### Prompt
Wherever a line below holds the word "mLst", copy that line.

Records contained in a dataset
------------------------

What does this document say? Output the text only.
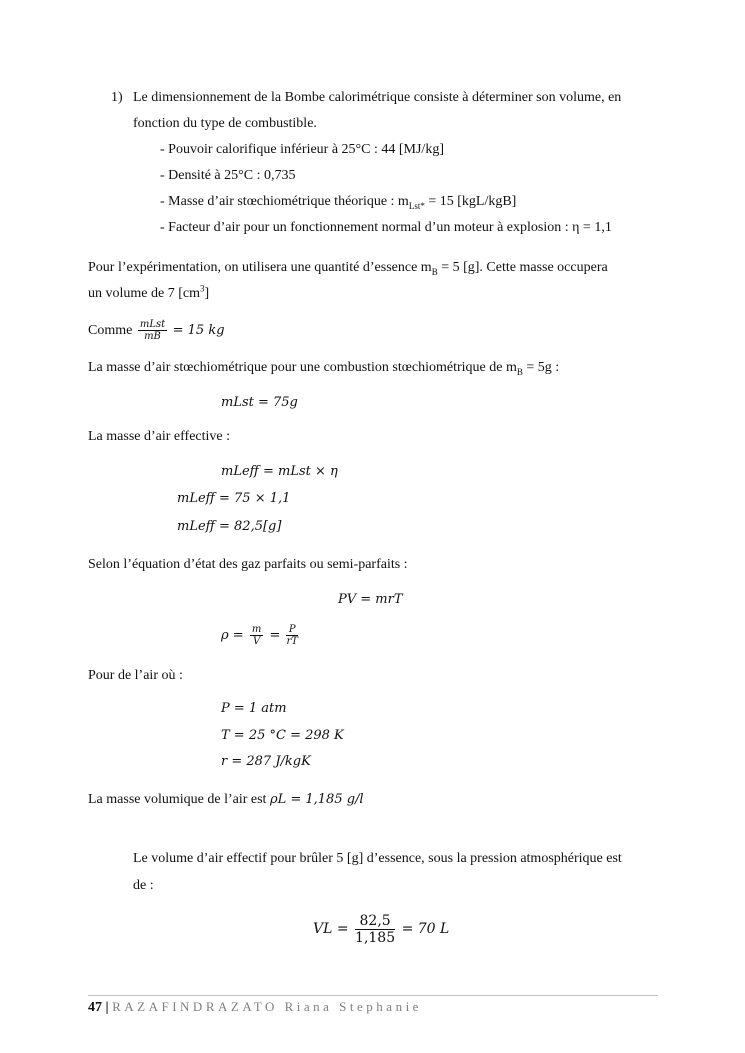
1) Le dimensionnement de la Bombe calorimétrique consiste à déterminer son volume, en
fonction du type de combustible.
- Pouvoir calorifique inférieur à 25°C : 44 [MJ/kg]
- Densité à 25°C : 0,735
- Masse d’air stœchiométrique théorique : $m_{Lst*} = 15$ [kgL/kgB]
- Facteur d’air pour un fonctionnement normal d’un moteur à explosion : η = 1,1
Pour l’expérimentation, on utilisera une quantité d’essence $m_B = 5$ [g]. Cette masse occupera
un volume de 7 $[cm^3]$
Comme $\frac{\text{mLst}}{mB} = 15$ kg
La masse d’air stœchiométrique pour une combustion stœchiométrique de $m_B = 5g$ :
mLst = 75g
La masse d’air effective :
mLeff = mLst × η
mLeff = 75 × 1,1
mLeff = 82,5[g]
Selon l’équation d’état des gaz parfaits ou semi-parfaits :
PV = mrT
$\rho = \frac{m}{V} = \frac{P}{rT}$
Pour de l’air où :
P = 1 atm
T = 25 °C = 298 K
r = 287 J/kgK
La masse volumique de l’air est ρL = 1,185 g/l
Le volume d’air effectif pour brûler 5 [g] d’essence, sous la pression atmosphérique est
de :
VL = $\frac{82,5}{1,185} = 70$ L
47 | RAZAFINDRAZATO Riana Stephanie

------------------------

### Correct response
Comme $\frac{\text{mLst}}{mB} = 15$ kg
mLst = 75g
mLeff = mLst × η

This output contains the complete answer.